▶ [Document segment]

A former bank advisor tricked by a hacker posing as the advisor's customer was barred permanently from the brokerage industry last week. 

David Paul Santos, a broker with Pioneer Bank in Troy, N.Y., allegedly complied with the imposter's email request to wire funds from the customer's brokerage account to a third-party bank account, even though Santos did not have a signed letter of authorization to do so.

According to FINRA, Santos requested a signed letter of authorization but the imposter claimed to be unable to provide it and instructed Santos—via the customer's email account, which the imposter had hacked into—to process the wire without it.

Santos obliged by affixing his customer's and his customer's wife's signatures to the letter of authorization, FINRA said. He foolishly continued to forge their signatures each time the swindler sent him an email request for a wire transfer over a near two-month period from February to April 2014.

In total, Santos falsified his customers' signatures on 10 letters of authorization, allowing the trickster to steal $160,000 from the customers' accounts, FINRA claimed.

Santos did not respond to an email sent to him via BrightScope Advisor Pages, an online directory for financial advisors. He could not otherwise be reached for comment. His attorney, Brian Mumford of the law firm Cahill Gambino in Saratoga Springs, N.Y., did not return voice and email messages, seeking comment.

Santos worked for both PSB Financial Services, the brokerage arm of Pioneer Bank, and Cetera Investment Services, the bank's third-party broker dealer, in Troy, N.Y., according to his BrokerCheck report. He was terminated by Cetera in May 2014, FINRA said.

▶ [Provided information]
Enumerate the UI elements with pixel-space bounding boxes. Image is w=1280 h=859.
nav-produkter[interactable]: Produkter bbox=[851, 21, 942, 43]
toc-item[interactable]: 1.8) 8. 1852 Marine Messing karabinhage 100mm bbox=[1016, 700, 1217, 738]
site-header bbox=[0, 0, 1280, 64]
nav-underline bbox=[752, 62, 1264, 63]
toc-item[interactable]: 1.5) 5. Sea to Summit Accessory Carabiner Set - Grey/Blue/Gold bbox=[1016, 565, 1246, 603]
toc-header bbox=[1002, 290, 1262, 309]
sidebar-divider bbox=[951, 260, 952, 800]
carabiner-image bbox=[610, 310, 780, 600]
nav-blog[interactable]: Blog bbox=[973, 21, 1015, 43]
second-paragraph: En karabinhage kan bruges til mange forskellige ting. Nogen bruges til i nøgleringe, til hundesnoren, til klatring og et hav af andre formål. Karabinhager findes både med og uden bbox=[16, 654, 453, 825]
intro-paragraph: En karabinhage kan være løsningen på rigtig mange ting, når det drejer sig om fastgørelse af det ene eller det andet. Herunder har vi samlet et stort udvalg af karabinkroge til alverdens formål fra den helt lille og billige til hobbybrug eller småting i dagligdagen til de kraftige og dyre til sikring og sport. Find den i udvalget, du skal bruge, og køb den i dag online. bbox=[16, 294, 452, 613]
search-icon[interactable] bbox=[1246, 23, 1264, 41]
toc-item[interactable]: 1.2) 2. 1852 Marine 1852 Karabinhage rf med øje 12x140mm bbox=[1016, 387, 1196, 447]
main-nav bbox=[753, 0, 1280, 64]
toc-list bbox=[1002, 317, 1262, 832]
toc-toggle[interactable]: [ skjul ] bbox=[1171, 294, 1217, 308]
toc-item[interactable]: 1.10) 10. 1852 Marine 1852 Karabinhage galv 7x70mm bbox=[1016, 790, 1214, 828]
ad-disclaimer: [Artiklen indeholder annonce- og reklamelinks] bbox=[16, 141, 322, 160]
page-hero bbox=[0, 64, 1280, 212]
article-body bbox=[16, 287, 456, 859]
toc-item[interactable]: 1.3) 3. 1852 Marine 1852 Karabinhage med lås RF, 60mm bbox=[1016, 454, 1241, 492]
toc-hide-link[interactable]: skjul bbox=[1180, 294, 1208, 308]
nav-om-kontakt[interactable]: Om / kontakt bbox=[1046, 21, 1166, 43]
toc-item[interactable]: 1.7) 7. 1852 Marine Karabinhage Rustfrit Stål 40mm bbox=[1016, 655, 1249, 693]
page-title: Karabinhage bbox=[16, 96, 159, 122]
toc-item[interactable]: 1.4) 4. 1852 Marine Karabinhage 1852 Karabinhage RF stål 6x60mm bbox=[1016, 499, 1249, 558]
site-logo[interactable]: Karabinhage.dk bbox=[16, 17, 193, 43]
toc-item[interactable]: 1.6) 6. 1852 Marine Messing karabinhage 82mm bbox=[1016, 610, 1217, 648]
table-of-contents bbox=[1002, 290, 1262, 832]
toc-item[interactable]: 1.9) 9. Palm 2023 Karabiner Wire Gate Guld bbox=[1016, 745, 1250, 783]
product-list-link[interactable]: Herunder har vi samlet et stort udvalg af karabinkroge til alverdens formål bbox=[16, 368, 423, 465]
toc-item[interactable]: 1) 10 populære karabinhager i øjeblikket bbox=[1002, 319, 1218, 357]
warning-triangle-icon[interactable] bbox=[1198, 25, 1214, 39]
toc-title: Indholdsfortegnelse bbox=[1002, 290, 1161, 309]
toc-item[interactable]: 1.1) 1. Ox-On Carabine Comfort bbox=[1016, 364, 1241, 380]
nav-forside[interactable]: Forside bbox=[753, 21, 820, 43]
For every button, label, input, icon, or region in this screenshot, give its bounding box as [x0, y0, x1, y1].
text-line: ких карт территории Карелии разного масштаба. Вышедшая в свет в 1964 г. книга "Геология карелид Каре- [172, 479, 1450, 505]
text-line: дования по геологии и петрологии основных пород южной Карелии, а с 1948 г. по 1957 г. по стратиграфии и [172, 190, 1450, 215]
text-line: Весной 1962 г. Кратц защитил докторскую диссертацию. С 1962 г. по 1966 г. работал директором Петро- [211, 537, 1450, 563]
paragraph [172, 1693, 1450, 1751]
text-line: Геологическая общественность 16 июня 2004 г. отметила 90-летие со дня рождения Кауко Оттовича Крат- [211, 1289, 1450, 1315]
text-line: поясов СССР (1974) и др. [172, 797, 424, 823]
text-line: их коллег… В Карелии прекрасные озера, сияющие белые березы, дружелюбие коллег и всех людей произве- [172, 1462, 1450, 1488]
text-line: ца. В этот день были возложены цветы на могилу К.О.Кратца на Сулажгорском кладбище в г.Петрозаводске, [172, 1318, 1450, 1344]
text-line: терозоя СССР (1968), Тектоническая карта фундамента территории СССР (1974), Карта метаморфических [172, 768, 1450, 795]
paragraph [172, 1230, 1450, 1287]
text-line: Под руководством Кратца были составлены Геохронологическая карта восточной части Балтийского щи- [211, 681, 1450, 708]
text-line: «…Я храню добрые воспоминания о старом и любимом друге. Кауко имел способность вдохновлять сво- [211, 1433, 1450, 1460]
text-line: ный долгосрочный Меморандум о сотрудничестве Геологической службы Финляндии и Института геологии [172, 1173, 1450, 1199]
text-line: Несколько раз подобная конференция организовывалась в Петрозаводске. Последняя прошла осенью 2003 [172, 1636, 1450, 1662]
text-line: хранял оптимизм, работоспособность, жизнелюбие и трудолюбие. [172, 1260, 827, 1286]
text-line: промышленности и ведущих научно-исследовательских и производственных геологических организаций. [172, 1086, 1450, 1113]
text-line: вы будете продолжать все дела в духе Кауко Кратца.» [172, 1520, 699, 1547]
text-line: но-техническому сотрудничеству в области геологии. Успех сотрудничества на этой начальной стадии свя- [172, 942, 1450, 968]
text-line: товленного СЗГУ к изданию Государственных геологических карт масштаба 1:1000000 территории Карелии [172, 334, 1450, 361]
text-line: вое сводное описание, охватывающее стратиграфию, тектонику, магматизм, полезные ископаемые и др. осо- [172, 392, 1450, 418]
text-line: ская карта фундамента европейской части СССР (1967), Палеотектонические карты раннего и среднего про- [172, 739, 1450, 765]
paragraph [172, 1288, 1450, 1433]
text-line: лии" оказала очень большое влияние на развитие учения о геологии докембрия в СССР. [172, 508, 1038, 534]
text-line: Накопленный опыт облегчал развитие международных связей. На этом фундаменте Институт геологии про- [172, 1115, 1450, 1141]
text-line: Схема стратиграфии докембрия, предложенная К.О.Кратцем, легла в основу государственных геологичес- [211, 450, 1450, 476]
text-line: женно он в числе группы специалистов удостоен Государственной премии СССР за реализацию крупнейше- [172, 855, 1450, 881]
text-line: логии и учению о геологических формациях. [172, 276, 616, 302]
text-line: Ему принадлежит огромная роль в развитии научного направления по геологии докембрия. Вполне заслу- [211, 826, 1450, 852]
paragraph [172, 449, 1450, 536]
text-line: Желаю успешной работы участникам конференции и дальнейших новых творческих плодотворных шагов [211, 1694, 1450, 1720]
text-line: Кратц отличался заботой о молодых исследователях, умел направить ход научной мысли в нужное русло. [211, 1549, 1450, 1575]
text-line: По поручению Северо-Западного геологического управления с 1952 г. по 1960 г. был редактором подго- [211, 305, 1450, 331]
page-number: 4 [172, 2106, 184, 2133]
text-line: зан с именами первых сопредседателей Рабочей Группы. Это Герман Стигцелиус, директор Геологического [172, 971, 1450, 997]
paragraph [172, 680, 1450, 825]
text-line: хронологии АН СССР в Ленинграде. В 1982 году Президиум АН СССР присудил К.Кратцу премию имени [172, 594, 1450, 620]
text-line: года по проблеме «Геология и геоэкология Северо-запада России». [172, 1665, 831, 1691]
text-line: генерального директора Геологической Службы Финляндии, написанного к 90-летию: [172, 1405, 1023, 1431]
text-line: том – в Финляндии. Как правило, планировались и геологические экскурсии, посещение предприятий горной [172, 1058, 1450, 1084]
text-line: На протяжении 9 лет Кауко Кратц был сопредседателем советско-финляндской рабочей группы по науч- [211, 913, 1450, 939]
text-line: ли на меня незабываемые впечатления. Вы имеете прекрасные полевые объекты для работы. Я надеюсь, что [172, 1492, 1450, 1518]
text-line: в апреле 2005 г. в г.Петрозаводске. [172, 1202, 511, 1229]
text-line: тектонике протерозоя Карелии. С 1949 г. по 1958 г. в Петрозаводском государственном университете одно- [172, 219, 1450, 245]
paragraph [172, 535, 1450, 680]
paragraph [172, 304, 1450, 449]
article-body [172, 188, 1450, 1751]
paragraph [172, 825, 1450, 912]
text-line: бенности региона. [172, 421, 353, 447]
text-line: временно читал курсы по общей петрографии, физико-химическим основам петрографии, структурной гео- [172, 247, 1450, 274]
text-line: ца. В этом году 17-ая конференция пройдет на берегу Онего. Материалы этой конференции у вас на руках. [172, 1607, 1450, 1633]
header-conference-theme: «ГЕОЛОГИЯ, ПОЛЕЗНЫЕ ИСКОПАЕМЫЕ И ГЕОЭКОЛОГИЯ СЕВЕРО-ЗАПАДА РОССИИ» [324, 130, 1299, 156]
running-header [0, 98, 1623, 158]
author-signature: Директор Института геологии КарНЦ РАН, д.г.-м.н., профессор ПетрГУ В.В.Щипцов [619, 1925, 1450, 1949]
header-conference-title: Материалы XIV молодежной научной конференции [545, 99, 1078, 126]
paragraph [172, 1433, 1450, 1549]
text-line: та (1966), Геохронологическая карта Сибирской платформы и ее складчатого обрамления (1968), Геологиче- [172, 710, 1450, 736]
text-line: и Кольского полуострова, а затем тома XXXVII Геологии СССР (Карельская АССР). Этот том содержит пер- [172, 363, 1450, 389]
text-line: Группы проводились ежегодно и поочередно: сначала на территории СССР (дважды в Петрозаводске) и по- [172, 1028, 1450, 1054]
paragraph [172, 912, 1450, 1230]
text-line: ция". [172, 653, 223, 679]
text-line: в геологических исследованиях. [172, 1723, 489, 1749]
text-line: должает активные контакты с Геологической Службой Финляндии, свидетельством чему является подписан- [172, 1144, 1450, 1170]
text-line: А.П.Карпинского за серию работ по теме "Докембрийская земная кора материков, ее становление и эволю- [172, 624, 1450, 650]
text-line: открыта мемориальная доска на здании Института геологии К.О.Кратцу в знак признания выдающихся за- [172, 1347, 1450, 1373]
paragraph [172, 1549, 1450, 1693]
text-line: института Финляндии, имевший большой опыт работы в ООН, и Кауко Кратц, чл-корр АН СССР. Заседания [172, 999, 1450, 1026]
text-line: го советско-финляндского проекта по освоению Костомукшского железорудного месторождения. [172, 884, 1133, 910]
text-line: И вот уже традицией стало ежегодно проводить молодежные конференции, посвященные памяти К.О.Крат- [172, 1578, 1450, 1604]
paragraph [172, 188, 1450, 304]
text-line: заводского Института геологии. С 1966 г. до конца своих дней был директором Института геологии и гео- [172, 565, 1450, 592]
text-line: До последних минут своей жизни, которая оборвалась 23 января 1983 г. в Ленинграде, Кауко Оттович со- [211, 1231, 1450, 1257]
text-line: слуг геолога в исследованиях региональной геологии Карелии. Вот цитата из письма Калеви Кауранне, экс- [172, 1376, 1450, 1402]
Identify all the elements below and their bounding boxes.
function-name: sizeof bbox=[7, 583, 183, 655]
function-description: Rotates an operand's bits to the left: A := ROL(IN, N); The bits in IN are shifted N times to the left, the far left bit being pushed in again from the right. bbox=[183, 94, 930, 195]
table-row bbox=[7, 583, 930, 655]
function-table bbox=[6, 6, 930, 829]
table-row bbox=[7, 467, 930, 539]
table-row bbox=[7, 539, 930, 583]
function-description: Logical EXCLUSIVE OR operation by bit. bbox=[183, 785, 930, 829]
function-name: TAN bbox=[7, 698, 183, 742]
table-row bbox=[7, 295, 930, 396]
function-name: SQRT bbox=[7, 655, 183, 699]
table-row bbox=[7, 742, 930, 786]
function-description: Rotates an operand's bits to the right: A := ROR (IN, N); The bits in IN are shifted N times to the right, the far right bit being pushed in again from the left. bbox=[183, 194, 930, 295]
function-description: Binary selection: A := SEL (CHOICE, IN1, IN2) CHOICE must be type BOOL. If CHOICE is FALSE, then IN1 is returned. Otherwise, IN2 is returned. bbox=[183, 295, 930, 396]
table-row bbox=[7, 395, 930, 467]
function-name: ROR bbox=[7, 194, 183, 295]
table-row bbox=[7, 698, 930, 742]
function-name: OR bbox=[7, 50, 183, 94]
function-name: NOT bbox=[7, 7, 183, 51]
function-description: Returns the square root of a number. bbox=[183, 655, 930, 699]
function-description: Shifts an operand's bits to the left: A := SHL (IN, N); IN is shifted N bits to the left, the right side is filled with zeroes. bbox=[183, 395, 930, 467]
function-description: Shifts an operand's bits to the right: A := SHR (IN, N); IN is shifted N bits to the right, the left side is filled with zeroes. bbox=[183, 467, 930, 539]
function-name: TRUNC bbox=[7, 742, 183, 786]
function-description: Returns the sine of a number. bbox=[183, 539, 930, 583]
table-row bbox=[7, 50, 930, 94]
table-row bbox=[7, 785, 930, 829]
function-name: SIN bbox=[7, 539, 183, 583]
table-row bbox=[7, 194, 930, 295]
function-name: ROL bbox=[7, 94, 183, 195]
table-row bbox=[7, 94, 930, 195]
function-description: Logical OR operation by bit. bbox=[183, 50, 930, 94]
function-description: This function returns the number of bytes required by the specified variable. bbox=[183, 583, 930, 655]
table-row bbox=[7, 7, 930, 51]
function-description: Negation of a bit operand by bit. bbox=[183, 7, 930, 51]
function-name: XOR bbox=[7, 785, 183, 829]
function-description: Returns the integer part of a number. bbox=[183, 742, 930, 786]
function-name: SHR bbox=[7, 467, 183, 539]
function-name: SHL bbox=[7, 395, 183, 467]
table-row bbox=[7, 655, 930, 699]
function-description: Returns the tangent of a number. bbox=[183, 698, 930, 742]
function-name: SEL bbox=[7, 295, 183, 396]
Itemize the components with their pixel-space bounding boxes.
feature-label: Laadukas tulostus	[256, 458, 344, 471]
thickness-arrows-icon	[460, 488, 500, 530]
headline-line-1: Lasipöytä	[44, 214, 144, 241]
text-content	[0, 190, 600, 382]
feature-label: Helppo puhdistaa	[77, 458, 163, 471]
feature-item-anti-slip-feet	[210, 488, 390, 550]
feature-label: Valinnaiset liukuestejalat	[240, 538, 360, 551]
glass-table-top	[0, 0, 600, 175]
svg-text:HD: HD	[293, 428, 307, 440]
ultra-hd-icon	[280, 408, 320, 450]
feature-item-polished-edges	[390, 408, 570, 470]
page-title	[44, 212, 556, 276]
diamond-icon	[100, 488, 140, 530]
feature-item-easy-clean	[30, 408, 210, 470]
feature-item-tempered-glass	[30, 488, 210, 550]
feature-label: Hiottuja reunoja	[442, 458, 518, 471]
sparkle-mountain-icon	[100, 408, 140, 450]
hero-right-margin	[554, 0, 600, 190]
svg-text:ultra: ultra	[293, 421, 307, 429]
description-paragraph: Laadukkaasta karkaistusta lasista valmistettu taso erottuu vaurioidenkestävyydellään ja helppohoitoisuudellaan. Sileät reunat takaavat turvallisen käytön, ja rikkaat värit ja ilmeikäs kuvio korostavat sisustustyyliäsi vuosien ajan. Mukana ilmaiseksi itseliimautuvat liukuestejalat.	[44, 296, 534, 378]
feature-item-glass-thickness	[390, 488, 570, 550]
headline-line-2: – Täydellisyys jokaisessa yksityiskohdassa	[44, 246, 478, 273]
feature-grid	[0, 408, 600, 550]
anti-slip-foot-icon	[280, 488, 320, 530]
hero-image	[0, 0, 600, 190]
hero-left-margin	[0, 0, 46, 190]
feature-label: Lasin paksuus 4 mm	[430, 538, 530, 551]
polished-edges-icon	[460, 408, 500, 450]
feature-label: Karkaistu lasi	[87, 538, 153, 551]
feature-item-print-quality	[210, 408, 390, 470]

▶ [Set of tasks]
(a) Answer these questions using the article about the bank advisor barred from the brokerage industry:
(i) For which bank was David Paul Santos a broker, and in what city?
(ii) On how many letters of authorization did Santos falsify his customers' signatures?
(iii) Which firm terminated Santos, and in what month and year?
(b) Retype the part of the article about the barred bank advisor that starts with "Santos obliged by" and goes on through "accounts, FINRA claimed.".
(c) Extend the article about the bank advisor barred from the brokerage industry past its final sentence.

▶ [Answers for the tasks]
(a)
(i) Pioneer Bank, in Troy, N.Y.
(ii) 10
(iii) Cetera Investment Services, in May 2014

(b)
Santos obliged by affixing his customer's and his customer's wife's signatures to the letter of authorization, FINRA said. He foolishly continued to forge their signatures each time the swindler sent him an email request for a wire transfer over a near two-month period from February to April 2014.

In total, Santos falsified his customers' signatures on 10 letters of authorization, allowing the trickster to steal $160,000 from the customers' accounts, FINRA claimed.

(c)
The imposter's scheme was eventually discovered by the third-party bank into which the funds were being wired. Cetera Investment Services recovered some of the funds from the third-party bank and reimbursed the customers for their entire loss, FINRA said.

In addition to forging customer signatures, Santos allegedly executed 12 unauthorized sales of stocks and municipal bonds in the customer's individual and joint brokerage accounts to fund the swindler's wire transfers. He had neither the discretion nor the authorization to execute the trades, according to FINRA.

He also allegedly made another mistake by mismarking the order tickets for the unauthorized trades as "unsolicited," when in fact, they were solicited, causing Cetera's records to be inaccurate, FINRA claimed.

In his settlement with FINRA, Santos neither admitted nor denied the allegations but consented to an entry of FINRA's findings.

A spokesperson for Cetera Investment Services declined to comment, saying that it does not comment on legal or regulatory matters related to individuals no longer affiliated with the firm.  Pioneer Bank did not return a telephone message.